Excerpts from a dataset
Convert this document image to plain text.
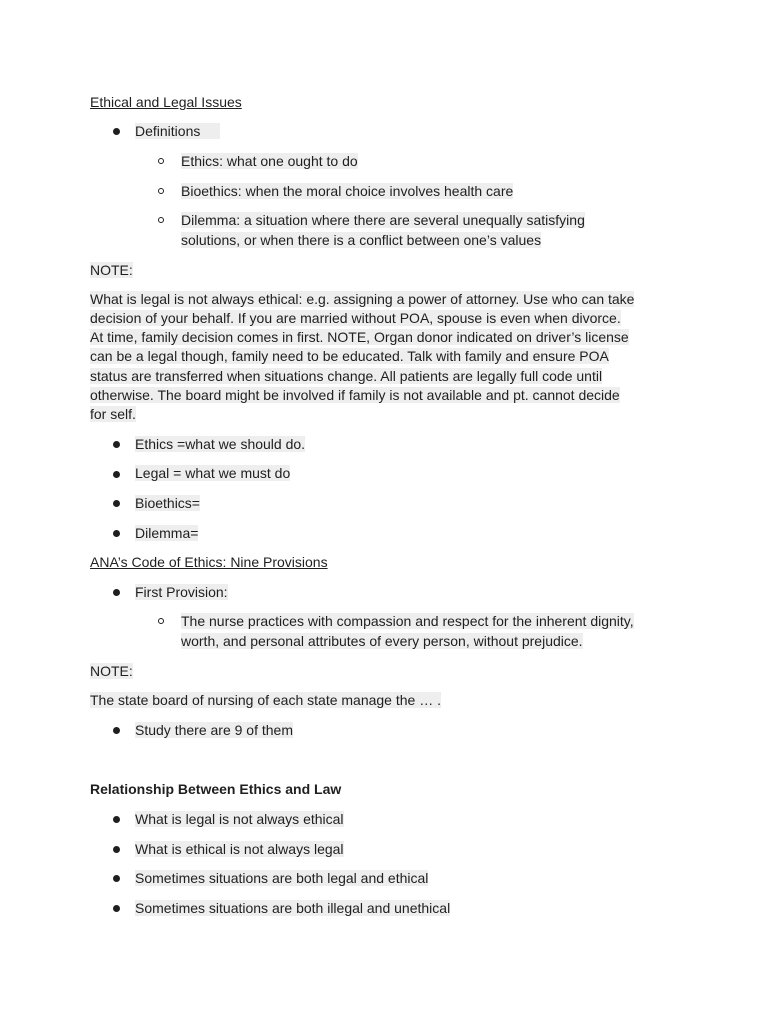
Ethical and Legal Issues
Definitions
Ethics: what one ought to do
Bioethics: when the moral choice involves health care
Dilemma: a situation where there are several unequally satisfying
solutions, or when there is a conflict between one’s values
NOTE:
What is legal is not always ethical: e.g. assigning a power of attorney. Use who can take
decision of your behalf. If you are married without POA, spouse is even when divorce.
At time, family decision comes in first. NOTE, Organ donor indicated on driver’s license
can be a legal though, family need to be educated. Talk with family and ensure POA
status are transferred when situations change. All patients are legally full code until
otherwise. The board might be involved if family is not available and pt. cannot decide
for self.
Ethics =what we should do.
Legal = what we must do
Bioethics=
Dilemma=
ANA’s Code of Ethics: Nine Provisions
First Provision:
The nurse practices with compassion and respect for the inherent dignity,
worth, and personal attributes of every person, without prejudice.
NOTE:
The state board of nursing of each state manage the … .
Study there are 9 of them
Relationship Between Ethics and Law
What is legal is not always ethical
What is ethical is not always legal
Sometimes situations are both legal and ethical
Sometimes situations are both illegal and unethical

=== Work instruction ===
The word to find is "when". Copy every line of the data that holds it.

=== Output below ===
Bioethics: when the moral choice involves health care
solutions, or when there is a conflict between one’s values
decision of your behalf. If you are married without POA, spouse is even when divorce.
status are transferred when situations change. All patients are legally full code until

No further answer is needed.